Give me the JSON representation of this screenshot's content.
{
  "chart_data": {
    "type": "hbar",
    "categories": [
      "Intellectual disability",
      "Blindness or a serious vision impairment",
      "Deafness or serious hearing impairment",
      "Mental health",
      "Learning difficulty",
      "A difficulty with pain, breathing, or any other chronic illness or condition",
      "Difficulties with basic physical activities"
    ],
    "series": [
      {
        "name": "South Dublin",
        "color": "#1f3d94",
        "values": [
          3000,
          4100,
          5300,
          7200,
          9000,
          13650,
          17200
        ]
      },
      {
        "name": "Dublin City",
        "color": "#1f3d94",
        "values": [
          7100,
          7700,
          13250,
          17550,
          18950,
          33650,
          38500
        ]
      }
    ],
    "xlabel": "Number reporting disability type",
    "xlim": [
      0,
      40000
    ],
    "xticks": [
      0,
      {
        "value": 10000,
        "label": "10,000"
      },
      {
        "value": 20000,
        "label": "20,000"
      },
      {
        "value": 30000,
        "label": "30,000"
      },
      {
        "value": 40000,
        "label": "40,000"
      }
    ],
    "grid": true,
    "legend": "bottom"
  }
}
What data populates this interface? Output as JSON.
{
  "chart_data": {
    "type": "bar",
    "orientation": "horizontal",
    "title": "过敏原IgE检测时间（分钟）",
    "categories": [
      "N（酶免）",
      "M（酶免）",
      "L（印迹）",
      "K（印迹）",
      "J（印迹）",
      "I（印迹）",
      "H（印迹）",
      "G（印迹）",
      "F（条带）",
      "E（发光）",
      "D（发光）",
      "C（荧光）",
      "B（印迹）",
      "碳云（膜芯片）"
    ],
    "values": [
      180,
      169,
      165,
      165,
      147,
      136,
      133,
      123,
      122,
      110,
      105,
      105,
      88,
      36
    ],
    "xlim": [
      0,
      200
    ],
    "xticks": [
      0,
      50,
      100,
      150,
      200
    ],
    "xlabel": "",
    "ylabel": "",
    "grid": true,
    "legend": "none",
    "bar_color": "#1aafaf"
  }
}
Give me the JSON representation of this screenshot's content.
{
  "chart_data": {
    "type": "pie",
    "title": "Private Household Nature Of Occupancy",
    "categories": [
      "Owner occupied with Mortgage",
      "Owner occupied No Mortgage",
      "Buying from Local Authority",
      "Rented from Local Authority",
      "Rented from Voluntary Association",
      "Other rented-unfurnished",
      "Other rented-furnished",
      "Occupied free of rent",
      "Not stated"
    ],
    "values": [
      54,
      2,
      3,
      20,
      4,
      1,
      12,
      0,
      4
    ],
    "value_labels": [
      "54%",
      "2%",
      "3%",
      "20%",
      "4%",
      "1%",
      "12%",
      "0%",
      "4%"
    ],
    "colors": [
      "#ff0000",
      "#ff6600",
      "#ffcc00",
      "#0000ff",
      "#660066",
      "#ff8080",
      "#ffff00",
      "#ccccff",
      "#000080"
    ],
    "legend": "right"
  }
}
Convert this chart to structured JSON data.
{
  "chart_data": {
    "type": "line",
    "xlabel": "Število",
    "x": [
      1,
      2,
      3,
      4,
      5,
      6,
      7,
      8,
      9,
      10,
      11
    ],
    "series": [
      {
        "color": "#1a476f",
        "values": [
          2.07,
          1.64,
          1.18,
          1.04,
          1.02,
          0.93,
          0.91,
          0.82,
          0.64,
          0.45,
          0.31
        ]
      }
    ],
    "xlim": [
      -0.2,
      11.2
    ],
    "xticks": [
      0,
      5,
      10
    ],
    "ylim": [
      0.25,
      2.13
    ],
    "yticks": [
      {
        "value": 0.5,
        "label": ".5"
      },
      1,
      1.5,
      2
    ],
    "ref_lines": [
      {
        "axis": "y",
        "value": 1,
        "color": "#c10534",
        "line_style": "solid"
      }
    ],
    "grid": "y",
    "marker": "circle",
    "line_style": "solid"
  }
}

★ ★ ★

# [Aim]
Each line must be given again exactly as written above.

# [Result for this exercise]
Give me the JSON representation of this screenshot's content.
{
  "chart_data": {
    "type": "hbar",
    "categories": [
      "Intellectual disability",
      "Blindness or a serious vision impairment",
      "Deafness or serious hearing impairment",
      "Mental health",
      "Learning difficulty",
      "A difficulty with pain, breathing, or any other chronic illness or condition",
      "Difficulties with basic physical activities"
    ],
    "series": [
      {
        "name": "South Dublin",
        "color": "#1f3d94",
        "values": [
          3000,
          4100,
          5300,
          7200,
          9000,
          13650,
          17200
        ]
      },
      {
        "name": "Dublin City",
        "color": "#1f3d94",
        "values": [
          7100,
          7700,
          13250,
          17550,
          18950,
          33650,
          38500
        ]
      }
    ],
    "xlabel": "Number reporting disability type",
    "xlim": [
      0,
      40000
    ],
    "xticks": [
      0,
      {
        "value": 10000,
        "label": "10,000"
      },
      {
        "value": 20000,
        "label": "20,000"
      },
      {
        "value": 30000,
        "label": "30,000"
      },
      {
        "value": 40000,
        "label": "40,000"
      }
    ],
    "grid": true,
    "legend": "bottom"
  }
}
What data populates this interface? Output as JSON.
{
  "chart_data": {
    "type": "bar",
    "orientation": "horizontal",
    "title": "过敏原IgE检测时间（分钟）",
    "categories": [
      "N（酶免）",
      "M（酶免）",
      "L（印迹）",
      "K（印迹）",
      "J（印迹）",
      "I（印迹）",
      "H（印迹）",
      "G（印迹）",
      "F（条带）",
      "E（发光）",
      "D（发光）",
      "C（荧光）",
      "B（印迹）",
      "碳云（膜芯片）"
    ],
    "values": [
      180,
      169,
      165,
      165,
      147,
      136,
      133,
      123,
      122,
      110,
      105,
      105,
      88,
      36
    ],
    "xlim": [
      0,
      200
    ],
    "xticks": [
      0,
      50,
      100,
      150,
      200
    ],
    "xlabel": "",
    "ylabel": "",
    "grid": true,
    "legend": "none",
    "bar_color": "#1aafaf"
  }
}
Give me the JSON representation of this screenshot's content.
{
  "chart_data": {
    "type": "pie",
    "title": "Private Household Nature Of Occupancy",
    "categories": [
      "Owner occupied with Mortgage",
      "Owner occupied No Mortgage",
      "Buying from Local Authority",
      "Rented from Local Authority",
      "Rented from Voluntary Association",
      "Other rented-unfurnished",
      "Other rented-furnished",
      "Occupied free of rent",
      "Not stated"
    ],
    "values": [
      54,
      2,
      3,
      20,
      4,
      1,
      12,
      0,
      4
    ],
    "value_labels": [
      "54%",
      "2%",
      "3%",
      "20%",
      "4%",
      "1%",
      "12%",
      "0%",
      "4%"
    ],
    "colors": [
      "#ff0000",
      "#ff6600",
      "#ffcc00",
      "#0000ff",
      "#660066",
      "#ff8080",
      "#ffff00",
      "#ccccff",
      "#000080"
    ],
    "legend": "right"
  }
}
Convert this chart to structured JSON data.
{
  "chart_data": {
    "type": "line",
    "xlabel": "Število",
    "x": [
      1,
      2,
      3,
      4,
      5,
      6,
      7,
      8,
      9,
      10,
      11
    ],
    "series": [
      {
        "color": "#1a476f",
        "values": [
          2.07,
          1.64,
          1.18,
          1.04,
          1.02,
          0.93,
          0.91,
          0.82,
          0.64,
          0.45,
          0.31
        ]
      }
    ],
    "xlim": [
      -0.2,
      11.2
    ],
    "xticks": [
      0,
      5,
      10
    ],
    "ylim": [
      0.25,
      2.13
    ],
    "yticks": [
      {
        "value": 0.5,
        "label": ".5"
      },
      1,
      1.5,
      2
    ],
    "ref_lines": [
      {
        "axis": "y",
        "value": 1,
        "color": "#c10534",
        "line_style": "solid"
      }
    ],
    "grid": "y",
    "marker": "circle",
    "line_style": "solid"
  }
}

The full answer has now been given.